GOAL OF THE EXERCISE: Read the records below. Copy each line where the string "Oligodendrocyte" occurs.

RAW DATA:
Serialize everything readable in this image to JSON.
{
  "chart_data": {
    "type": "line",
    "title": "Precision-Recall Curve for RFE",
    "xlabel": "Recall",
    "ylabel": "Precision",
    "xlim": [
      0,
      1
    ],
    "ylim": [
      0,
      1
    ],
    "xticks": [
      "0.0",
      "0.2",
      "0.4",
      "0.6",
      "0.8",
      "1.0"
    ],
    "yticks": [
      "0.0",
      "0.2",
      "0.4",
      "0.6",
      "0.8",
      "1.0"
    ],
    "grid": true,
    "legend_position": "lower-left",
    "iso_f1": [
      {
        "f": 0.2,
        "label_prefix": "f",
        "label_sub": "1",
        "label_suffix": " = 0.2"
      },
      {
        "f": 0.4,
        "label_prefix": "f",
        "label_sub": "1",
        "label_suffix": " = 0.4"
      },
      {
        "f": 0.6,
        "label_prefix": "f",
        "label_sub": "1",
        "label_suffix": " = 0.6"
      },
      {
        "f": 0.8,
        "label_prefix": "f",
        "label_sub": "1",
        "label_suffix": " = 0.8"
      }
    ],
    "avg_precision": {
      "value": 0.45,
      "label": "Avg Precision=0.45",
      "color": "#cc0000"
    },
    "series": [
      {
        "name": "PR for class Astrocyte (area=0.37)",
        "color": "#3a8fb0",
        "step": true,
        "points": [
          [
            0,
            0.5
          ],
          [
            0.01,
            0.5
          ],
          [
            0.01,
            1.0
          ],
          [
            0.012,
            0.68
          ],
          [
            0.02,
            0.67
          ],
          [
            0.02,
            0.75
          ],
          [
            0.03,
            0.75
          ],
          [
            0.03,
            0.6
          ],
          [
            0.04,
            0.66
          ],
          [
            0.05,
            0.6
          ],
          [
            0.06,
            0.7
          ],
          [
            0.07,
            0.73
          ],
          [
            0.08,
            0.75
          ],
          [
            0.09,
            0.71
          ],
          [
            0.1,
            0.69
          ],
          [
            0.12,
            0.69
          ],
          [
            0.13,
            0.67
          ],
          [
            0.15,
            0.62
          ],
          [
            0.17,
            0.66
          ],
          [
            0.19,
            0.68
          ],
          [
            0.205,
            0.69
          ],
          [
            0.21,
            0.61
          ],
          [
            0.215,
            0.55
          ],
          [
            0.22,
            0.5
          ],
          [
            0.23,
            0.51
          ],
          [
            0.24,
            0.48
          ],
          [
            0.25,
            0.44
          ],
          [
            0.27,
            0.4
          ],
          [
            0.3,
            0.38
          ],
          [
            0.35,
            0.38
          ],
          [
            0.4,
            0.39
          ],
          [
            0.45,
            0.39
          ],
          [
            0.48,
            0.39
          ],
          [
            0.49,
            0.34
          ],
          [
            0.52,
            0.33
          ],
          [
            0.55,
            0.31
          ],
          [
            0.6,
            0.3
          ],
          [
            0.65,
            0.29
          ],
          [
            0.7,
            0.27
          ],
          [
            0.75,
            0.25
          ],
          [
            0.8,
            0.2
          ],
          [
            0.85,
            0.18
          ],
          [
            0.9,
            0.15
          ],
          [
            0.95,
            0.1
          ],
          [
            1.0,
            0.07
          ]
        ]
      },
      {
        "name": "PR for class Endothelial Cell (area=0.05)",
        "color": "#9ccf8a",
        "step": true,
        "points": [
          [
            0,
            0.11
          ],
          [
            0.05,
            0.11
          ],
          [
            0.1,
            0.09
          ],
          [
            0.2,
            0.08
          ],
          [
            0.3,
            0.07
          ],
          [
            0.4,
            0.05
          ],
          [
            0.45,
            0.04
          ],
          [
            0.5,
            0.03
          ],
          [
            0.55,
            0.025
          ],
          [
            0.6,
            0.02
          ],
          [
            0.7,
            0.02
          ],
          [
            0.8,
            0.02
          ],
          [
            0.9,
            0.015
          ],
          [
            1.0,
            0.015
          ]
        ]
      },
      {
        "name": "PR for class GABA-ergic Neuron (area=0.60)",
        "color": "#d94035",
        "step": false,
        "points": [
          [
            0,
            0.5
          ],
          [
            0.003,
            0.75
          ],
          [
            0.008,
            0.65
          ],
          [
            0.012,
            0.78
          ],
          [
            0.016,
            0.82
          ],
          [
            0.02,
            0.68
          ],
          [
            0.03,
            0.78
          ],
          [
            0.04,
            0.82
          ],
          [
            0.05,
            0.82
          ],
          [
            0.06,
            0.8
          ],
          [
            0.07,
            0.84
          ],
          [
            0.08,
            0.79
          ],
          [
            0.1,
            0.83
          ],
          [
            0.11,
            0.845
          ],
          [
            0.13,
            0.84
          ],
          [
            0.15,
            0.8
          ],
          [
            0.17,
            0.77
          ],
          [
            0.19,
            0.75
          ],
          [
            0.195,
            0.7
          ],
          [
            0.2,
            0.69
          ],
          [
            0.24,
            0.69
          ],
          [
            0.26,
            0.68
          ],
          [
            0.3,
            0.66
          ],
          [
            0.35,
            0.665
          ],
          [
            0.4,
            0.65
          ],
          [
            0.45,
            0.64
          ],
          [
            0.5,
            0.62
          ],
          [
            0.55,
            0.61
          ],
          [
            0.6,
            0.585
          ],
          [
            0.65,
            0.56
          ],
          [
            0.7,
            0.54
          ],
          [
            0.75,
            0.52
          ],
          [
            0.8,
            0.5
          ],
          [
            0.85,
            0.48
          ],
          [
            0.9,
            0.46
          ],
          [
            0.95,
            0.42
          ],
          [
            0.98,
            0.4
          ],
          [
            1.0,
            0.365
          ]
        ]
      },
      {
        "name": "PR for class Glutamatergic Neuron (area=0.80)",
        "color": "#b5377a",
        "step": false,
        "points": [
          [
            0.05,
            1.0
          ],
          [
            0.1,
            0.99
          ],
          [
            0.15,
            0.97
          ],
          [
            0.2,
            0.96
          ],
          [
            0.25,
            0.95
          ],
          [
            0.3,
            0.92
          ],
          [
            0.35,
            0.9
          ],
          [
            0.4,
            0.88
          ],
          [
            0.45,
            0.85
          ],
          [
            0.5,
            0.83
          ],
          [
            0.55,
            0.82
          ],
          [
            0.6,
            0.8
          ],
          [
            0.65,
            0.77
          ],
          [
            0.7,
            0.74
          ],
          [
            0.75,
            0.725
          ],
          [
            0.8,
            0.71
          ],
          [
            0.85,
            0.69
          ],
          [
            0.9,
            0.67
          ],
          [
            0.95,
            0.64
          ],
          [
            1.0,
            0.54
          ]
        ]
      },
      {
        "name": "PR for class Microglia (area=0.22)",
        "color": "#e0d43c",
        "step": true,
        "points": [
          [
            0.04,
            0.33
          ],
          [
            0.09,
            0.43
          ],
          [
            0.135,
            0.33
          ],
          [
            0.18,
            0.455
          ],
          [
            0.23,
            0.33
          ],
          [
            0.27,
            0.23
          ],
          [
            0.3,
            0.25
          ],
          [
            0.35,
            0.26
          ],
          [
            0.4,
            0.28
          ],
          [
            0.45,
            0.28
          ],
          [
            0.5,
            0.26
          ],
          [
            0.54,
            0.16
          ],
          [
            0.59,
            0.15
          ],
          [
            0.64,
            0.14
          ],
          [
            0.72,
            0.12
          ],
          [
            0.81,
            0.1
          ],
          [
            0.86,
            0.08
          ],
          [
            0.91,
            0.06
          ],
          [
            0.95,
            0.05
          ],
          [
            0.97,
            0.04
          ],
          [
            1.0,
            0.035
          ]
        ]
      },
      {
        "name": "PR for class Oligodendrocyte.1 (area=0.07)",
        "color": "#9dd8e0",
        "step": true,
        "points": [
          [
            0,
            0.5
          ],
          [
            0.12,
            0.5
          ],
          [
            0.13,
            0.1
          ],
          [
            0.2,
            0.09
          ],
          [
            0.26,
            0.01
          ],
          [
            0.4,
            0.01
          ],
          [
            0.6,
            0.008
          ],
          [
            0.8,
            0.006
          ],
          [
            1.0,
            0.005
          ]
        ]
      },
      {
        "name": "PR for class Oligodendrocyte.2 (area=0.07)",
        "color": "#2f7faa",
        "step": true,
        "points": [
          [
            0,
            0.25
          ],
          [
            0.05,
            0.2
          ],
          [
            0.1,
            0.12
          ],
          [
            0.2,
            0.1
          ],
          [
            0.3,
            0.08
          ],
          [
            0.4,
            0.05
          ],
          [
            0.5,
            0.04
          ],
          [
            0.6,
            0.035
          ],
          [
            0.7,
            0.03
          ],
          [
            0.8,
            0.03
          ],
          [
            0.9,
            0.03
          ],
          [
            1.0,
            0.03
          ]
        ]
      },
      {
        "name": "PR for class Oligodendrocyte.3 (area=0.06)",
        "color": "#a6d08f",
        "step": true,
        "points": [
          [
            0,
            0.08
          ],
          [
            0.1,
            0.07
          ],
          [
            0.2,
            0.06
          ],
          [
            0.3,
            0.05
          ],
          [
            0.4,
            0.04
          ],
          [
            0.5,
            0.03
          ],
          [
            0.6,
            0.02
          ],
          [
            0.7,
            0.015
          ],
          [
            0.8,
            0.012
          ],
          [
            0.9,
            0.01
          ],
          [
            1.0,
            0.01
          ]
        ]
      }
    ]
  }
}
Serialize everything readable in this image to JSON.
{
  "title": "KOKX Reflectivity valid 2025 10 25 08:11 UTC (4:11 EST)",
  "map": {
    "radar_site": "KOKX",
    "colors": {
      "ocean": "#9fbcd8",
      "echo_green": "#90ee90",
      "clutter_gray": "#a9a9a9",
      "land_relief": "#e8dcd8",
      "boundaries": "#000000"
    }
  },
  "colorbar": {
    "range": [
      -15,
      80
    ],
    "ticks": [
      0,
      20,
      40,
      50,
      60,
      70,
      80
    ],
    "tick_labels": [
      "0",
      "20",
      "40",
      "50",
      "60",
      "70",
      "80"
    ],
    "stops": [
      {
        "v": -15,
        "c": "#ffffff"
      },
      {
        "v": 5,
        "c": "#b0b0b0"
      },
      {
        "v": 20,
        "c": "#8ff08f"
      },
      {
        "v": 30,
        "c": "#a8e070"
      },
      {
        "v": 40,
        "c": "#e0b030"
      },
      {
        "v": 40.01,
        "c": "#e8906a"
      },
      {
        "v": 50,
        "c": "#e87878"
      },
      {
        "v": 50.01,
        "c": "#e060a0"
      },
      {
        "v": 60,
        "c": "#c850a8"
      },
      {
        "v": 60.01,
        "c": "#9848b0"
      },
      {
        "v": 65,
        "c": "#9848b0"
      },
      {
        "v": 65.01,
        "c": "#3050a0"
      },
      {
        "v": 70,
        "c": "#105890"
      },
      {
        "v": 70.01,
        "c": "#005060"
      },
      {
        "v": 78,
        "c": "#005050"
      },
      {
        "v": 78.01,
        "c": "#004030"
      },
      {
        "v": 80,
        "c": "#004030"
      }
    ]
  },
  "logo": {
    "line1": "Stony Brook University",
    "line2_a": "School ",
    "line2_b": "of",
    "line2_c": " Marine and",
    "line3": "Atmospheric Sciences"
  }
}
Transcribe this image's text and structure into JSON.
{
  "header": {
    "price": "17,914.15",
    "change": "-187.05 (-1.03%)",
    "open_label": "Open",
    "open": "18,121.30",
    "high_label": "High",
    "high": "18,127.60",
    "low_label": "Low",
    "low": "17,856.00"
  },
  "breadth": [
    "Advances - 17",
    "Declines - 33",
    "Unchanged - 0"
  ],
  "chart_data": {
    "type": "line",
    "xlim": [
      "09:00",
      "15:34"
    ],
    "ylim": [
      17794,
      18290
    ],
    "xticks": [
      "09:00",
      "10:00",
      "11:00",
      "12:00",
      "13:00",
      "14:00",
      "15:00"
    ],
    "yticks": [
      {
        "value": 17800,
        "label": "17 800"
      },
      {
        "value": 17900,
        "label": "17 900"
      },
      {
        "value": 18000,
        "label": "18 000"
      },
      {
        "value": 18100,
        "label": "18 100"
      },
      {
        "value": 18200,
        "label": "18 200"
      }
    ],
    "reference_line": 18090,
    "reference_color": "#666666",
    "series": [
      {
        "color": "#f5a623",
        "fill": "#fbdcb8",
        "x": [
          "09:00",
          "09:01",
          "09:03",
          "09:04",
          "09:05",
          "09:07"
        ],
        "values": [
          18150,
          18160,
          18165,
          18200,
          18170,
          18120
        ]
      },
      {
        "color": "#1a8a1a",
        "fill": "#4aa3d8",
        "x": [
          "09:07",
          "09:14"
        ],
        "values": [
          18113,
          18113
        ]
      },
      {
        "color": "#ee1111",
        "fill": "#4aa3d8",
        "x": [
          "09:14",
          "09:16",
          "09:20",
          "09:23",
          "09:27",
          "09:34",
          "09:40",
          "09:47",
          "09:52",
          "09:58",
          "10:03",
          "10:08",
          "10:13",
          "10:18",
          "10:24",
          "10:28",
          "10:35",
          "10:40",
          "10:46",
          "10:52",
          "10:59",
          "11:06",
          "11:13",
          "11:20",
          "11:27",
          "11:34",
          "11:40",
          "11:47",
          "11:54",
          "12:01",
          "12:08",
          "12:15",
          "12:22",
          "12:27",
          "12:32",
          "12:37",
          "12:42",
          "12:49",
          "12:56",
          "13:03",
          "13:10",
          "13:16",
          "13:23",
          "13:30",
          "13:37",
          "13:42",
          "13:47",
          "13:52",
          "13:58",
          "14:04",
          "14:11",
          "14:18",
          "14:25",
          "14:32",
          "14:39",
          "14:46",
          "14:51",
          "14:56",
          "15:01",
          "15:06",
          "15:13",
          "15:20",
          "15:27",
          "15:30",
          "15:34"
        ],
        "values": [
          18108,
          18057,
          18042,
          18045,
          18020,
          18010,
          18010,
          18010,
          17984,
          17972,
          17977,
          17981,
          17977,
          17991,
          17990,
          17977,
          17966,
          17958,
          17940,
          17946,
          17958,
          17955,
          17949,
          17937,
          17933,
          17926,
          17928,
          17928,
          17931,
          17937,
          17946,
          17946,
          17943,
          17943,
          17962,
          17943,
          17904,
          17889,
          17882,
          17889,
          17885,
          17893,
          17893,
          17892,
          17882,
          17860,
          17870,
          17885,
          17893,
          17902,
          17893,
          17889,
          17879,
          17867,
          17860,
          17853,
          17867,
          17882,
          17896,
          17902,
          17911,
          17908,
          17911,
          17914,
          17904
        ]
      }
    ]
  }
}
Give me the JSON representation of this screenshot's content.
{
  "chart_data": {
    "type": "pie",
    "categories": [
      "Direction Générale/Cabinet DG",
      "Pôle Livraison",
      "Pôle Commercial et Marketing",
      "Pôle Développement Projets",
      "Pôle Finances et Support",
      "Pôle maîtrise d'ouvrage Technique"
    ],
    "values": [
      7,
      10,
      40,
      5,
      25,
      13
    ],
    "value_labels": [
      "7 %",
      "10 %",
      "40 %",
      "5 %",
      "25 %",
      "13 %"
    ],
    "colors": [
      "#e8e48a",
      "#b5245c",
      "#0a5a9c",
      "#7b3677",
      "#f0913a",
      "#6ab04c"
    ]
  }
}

SOLUTION:
        "name": "PR for class Oligodendrocyte.1 (area=0.07)",
        "name": "PR for class Oligodendrocyte.2 (area=0.07)",
        "name": "PR for class Oligodendrocyte.3 (area=0.06)",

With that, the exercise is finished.